Write out the full listing exactly as given, minus the images.

§ Excerpted records:
____________
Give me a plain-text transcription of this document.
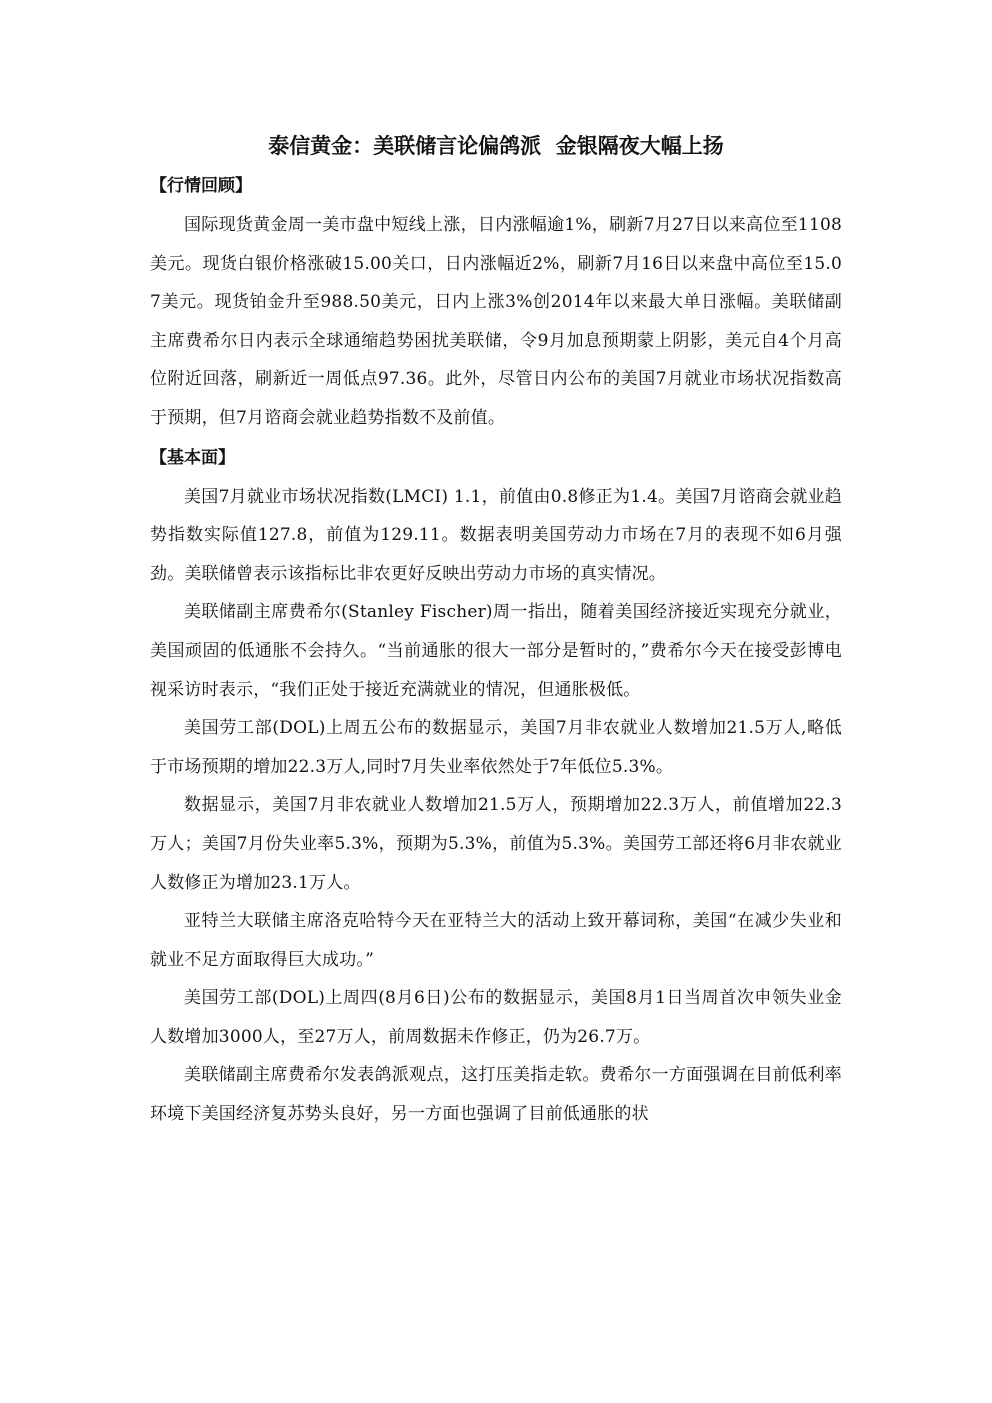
泰信黄金：美联储言论偏鸽派  金银隔夜大幅上扬
【行情回顾】

国际现货黄金周一美市盘中短线上涨，日内涨幅逾1%，刷新7月27日以来高位至1108美元。现货白银价格涨破15.00关口，日内涨幅近2%，刷新7月16日以来盘中高位至15.07美元。现货铂金升至988.50美元，日内上涨3%创2014年以来最大单日涨幅。美联储副主席费希尔日内表示全球通缩趋势困扰美联储，令9月加息预期蒙上阴影，美元自4个月高位附近回落，刷新近一周低点97.36。此外，尽管日内公布的美国7月就业市场状况指数高于预期，但7月谘商会就业趋势指数不及前值。

【基本面】

美国7月就业市场状况指数(LMCI) 1.1，前值由0.8修正为1.4。美国7月谘商会就业趋势指数实际值127.8，前值为129.11。数据表明美国劳动力市场在7月的表现不如6月强劲。美联储曾表示该指标比非农更好反映出劳动力市场的真实情况。

美联储副主席费希尔(Stanley Fischer)周一指出，随着美国经济接近实现充分就业，美国顽固的低通胀不会持久。“当前通胀的很大一部分是暂时的，”费希尔今天在接受彭博电视采访时表示，“我们正处于接近充满就业的情况，但通胀极低。

美国劳工部(DOL)上周五公布的数据显示，美国7月非农就业人数增加21.5万人,略低于市场预期的增加22.3万人,同时7月失业率依然处于7年低位5.3%。

数据显示，美国7月非农就业人数增加21.5万人，预期增加22.3万人，前值增加22.3万人；美国7月份失业率5.3%，预期为5.3%，前值为5.3%。美国劳工部还将6月非农就业人数修正为增加23.1万人。

亚特兰大联储主席洛克哈特今天在亚特兰大的活动上致开幕词称，美国“在减少失业和就业不足方面取得巨大成功。”

美国劳工部(DOL)上周四(8月6日)公布的数据显示，美国8月1日当周首次申领失业金人数增加3000人，至27万人，前周数据未作修正，仍为26.7万。

美联储副主席费希尔发表鸽派观点，这打压美指走软。费希尔一方面强调在目前低利率环境下美国经济复苏势头良好，另一方面也强调了目前低通胀的状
____________
§ Answer:
Give me a plain-text transcription of this document.
泰信黄金：美联储言论偏鸽派  金银隔夜大幅上扬
【行情回顾】

国际现货黄金周一美市盘中短线上涨，日内涨幅逾1%，刷新7月27日以来高位至1108美元。现货白银价格涨破15.00关口，日内涨幅近2%，刷新7月16日以来盘中高位至15.07美元。现货铂金升至988.50美元，日内上涨3%创2014年以来最大单日涨幅。美联储副主席费希尔日内表示全球通缩趋势困扰美联储，令9月加息预期蒙上阴影，美元自4个月高位附近回落，刷新近一周低点97.36。此外，尽管日内公布的美国7月就业市场状况指数高于预期，但7月谘商会就业趋势指数不及前值。

【基本面】

美国7月就业市场状况指数(LMCI) 1.1，前值由0.8修正为1.4。美国7月谘商会就业趋势指数实际值127.8，前值为129.11。数据表明美国劳动力市场在7月的表现不如6月强劲。美联储曾表示该指标比非农更好反映出劳动力市场的真实情况。

美联储副主席费希尔(Stanley Fischer)周一指出，随着美国经济接近实现充分就业，美国顽固的低通胀不会持久。“当前通胀的很大一部分是暂时的，”费希尔今天在接受彭博电视采访时表示，“我们正处于接近充满就业的情况，但通胀极低。

美国劳工部(DOL)上周五公布的数据显示，美国7月非农就业人数增加21.5万人,略低于市场预期的增加22.3万人,同时7月失业率依然处于7年低位5.3%。

数据显示，美国7月非农就业人数增加21.5万人，预期增加22.3万人，前值增加22.3万人；美国7月份失业率5.3%，预期为5.3%，前值为5.3%。美国劳工部还将6月非农就业人数修正为增加23.1万人。

亚特兰大联储主席洛克哈特今天在亚特兰大的活动上致开幕词称，美国“在减少失业和就业不足方面取得巨大成功。”

美国劳工部(DOL)上周四(8月6日)公布的数据显示，美国8月1日当周首次申领失业金人数增加3000人，至27万人，前周数据未作修正，仍为26.7万。

美联储副主席费希尔发表鸽派观点，这打压美指走软。费希尔一方面强调在目前低利率环境下美国经济复苏势头良好，另一方面也强调了目前低通胀的状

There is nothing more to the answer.